(Part of a data file)
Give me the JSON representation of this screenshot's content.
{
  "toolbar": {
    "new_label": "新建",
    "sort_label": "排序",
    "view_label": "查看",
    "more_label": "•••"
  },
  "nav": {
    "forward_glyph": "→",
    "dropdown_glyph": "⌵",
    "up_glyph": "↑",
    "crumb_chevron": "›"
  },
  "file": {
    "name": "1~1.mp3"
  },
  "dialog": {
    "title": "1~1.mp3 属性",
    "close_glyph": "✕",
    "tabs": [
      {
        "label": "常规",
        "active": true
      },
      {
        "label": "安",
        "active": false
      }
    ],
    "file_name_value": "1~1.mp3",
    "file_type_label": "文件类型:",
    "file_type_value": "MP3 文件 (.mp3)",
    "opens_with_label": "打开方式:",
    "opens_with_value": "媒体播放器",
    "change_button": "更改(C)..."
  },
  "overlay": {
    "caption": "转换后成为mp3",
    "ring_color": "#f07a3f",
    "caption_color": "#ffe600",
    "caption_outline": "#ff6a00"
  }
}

■ **INSTRUCTION**: Every line above should be printed again exactly as it stands.

■ **EXERCISE ANSWER**:
Give me the JSON representation of this screenshot's content.
{
  "toolbar": {
    "new_label": "新建",
    "sort_label": "排序",
    "view_label": "查看",
    "more_label": "•••"
  },
  "nav": {
    "forward_glyph": "→",
    "dropdown_glyph": "⌵",
    "up_glyph": "↑",
    "crumb_chevron": "›"
  },
  "file": {
    "name": "1~1.mp3"
  },
  "dialog": {
    "title": "1~1.mp3 属性",
    "close_glyph": "✕",
    "tabs": [
      {
        "label": "常规",
        "active": true
      },
      {
        "label": "安",
        "active": false
      }
    ],
    "file_name_value": "1~1.mp3",
    "file_type_label": "文件类型:",
    "file_type_value": "MP3 文件 (.mp3)",
    "opens_with_label": "打开方式:",
    "opens_with_value": "媒体播放器",
    "change_button": "更改(C)..."
  },
  "overlay": {
    "caption": "转换后成为mp3",
    "ring_color": "#f07a3f",
    "caption_color": "#ffe600",
    "caption_outline": "#ff6a00"
  }
}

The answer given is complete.